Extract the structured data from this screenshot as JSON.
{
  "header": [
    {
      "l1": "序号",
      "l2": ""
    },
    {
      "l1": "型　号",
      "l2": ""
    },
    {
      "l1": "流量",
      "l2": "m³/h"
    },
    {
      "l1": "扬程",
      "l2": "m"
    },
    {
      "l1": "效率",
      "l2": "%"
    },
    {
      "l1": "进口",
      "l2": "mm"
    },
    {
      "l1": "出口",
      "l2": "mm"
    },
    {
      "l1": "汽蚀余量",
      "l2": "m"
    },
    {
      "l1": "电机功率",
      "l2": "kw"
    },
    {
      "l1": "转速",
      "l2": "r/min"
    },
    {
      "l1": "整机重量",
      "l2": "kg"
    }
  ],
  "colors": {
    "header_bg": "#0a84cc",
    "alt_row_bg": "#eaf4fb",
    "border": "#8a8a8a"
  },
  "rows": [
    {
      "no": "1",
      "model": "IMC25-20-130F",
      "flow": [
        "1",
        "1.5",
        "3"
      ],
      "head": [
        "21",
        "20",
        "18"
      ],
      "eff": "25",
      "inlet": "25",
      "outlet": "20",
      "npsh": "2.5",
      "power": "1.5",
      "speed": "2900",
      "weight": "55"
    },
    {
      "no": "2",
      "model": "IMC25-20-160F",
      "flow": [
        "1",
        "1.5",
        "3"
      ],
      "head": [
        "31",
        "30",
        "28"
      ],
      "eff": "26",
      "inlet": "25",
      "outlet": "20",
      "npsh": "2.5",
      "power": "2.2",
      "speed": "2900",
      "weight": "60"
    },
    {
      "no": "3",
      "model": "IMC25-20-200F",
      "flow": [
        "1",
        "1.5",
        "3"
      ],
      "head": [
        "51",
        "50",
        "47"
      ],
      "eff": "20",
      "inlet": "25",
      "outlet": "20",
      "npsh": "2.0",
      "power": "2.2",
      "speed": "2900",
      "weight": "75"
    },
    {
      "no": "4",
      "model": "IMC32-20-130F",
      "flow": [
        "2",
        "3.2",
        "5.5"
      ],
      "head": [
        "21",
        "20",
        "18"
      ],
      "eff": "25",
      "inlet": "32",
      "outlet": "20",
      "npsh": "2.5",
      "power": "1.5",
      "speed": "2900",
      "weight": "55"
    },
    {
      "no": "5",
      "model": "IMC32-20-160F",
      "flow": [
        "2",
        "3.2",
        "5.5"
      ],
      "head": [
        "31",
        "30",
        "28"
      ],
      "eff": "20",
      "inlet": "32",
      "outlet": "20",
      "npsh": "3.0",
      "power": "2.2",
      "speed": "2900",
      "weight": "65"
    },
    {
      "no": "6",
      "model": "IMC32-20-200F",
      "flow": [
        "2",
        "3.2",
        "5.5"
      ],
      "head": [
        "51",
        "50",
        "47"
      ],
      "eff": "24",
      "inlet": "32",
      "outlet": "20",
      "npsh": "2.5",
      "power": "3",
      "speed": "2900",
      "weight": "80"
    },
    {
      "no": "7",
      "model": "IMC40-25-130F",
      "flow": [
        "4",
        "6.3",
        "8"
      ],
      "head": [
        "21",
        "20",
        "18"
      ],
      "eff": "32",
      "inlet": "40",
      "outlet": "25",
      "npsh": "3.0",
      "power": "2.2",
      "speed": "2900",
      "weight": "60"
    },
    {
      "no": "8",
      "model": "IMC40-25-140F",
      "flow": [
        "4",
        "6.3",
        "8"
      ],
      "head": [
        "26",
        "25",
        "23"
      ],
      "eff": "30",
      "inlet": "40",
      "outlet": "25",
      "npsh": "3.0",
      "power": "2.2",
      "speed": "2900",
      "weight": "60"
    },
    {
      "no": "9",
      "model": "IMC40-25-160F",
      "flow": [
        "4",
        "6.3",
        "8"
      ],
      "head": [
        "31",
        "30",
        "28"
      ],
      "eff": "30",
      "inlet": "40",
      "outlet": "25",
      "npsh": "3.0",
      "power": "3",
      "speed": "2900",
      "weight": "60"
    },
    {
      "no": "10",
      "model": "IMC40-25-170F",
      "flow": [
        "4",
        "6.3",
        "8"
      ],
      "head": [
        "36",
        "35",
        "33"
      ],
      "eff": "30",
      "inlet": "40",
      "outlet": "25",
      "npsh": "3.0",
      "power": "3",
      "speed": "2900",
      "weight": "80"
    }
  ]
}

****************

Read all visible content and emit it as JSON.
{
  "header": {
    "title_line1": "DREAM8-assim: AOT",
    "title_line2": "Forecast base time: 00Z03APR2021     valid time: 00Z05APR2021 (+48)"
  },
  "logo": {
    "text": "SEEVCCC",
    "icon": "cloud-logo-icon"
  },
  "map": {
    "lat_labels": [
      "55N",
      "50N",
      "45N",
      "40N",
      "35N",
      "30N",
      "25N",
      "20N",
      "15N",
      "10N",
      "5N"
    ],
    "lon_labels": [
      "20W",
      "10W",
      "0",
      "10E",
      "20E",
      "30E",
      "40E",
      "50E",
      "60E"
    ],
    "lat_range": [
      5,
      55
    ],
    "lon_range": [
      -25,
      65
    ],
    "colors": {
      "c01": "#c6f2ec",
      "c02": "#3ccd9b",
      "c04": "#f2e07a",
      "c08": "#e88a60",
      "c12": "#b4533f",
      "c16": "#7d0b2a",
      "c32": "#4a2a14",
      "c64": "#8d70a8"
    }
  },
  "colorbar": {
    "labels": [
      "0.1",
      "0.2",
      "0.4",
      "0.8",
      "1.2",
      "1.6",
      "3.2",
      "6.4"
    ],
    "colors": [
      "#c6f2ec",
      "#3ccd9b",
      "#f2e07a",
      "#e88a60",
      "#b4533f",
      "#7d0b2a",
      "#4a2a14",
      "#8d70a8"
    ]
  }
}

****************

→ DIRECTIVE:
From the entries above, copy out every line where the string "JSON" appears.

→ EXERCISE SOLUTION:
Extract the structured data from this screenshot as JSON.
Read all visible content and emit it as JSON.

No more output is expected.